------ Extract to read

Title IX allows a school to provide separate housing on the basis of sex. But a school must allow transgender students to access housing consistent with their gender identity and may not require transgender students to stay in single-occupancy accommodations or to disclose personal information when not required of other students.

Meet your child’s new roommate?

15 thoughts on “The Day Gym Class Got Really Weird (Update)

  1. Ryan

    Does this directive by the DoE face the same problem of not going through the proper comment and notice procedure for federal agencies, as the other unilateral moves of the agency?

    1. SHG Post author

      It does, but then, this too is a point of dispute, and years later, well after the change is firmly embedded in schools, maybe someone will raise the issue in court. Or maybe not.

------------
------ Provided material

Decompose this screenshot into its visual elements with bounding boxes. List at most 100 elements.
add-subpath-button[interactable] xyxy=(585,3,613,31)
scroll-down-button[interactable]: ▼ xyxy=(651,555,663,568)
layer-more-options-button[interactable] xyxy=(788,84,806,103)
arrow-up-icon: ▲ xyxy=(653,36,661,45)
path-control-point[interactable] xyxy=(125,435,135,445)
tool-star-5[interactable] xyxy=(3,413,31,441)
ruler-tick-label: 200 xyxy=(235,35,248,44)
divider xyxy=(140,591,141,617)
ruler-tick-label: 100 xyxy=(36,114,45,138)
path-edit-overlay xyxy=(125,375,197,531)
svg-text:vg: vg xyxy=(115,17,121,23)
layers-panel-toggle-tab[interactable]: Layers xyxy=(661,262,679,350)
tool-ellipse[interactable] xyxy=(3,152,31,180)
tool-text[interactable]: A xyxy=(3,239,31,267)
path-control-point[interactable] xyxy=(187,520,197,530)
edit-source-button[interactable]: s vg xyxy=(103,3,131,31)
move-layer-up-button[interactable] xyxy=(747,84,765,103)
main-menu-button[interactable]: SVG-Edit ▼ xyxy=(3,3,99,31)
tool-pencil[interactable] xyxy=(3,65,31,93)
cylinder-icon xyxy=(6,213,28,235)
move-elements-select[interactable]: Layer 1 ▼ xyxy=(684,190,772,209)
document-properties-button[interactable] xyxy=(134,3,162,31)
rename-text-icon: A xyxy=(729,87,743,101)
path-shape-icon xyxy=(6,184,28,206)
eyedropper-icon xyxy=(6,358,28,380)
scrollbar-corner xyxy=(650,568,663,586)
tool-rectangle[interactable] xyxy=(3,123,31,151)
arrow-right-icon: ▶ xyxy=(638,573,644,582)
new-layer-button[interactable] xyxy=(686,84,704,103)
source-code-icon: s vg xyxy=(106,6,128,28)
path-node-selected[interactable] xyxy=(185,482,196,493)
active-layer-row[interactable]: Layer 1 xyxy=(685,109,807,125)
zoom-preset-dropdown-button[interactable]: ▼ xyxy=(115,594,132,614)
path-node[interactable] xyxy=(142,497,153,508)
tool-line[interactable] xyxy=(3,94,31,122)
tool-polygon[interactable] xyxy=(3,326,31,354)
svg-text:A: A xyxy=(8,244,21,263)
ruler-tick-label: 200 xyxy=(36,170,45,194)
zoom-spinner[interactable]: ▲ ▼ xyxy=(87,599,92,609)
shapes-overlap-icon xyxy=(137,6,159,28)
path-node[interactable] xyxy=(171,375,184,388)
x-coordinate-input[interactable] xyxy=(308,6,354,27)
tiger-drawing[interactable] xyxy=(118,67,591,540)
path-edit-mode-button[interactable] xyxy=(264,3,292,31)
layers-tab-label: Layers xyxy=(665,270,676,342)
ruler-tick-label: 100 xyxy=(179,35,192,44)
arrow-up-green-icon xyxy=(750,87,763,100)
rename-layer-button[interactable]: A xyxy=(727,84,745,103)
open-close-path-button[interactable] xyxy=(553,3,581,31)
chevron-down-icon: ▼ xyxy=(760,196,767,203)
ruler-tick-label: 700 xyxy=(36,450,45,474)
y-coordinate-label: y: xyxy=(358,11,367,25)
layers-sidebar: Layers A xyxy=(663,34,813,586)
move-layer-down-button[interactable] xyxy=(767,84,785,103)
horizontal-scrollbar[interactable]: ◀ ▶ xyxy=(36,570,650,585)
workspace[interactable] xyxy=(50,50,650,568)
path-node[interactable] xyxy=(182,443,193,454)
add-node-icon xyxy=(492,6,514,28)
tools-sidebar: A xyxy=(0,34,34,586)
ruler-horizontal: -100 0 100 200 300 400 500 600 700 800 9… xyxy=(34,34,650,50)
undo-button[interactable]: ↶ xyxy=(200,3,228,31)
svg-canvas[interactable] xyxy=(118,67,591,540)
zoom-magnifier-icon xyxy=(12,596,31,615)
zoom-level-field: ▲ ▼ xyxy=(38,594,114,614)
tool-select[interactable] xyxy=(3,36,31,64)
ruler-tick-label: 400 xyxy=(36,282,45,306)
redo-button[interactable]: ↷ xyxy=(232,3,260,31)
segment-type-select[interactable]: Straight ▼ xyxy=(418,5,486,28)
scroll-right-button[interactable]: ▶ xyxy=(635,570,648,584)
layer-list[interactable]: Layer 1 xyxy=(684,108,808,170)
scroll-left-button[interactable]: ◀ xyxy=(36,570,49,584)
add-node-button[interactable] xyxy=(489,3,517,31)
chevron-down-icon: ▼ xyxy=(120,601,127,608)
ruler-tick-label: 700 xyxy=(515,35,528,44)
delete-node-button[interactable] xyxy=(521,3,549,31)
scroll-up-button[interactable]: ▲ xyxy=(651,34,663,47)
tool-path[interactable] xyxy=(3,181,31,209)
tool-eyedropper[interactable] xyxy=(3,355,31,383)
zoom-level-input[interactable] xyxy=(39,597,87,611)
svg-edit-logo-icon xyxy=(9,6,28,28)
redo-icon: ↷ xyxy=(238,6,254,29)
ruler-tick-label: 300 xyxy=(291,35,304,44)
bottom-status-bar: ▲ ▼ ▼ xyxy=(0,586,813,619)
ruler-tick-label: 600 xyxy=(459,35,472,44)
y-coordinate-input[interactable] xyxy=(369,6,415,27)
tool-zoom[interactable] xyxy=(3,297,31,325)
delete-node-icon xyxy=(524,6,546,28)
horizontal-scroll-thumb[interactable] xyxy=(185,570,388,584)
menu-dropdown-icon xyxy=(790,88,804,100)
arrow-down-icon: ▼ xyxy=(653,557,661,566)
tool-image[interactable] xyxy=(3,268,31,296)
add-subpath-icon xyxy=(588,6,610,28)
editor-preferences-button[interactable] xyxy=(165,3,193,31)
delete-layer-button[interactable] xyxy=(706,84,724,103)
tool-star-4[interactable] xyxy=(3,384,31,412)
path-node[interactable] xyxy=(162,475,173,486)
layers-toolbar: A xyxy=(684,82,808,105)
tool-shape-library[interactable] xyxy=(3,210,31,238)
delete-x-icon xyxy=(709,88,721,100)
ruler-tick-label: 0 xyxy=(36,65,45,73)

------------

* Work required
Pick up the piece on Title IX and school housing after its last sentence and continue it.

* Written answer
      1. GS

        Independent of any bureaucratic fiat, practices like these are already becoming firmly embedded in some schools. My business partner showed me an article from his son’s school newspaper celebrating the school’s gender-fluid kindergarten teacher. If I understand correctly, “gender-fluid” means that this person, who to the eyes of a geezer like me is quite obviously a man, sometimes feels more male, other times feels more female, or may feel no-gendered, third-gendered or a combination of all of the above. He wants people to use the invented pronouns “ze” and “zir” to refer to him. What’s more, he teaches his kindergartners to use these words to refer to each other, and he corrects them when they use the old-fashioned terms, “he,” “she,” “him” and “her.” This school, a very expensive private one, is building gender-neutral rest rooms, which it can easily afford to do.

        My own son’s school has a gender-fluid third grader, quite obviously a boy, and after a little discussion decided to allow him to use the boys room on the days when he is feeling more male and the girls room when he is feeling more female. My son’s teacher tells me that when the kid is using the girls room, the girls usually just wait for him to leave before going in.

        My forecast: These schools will never go back to the old ways. Even without a DoE mandate, the number of schools adopting the new ways will steadily ratchet up until someday a critical mass is reached and the rest of the schools just surrender en masse to the inevitable.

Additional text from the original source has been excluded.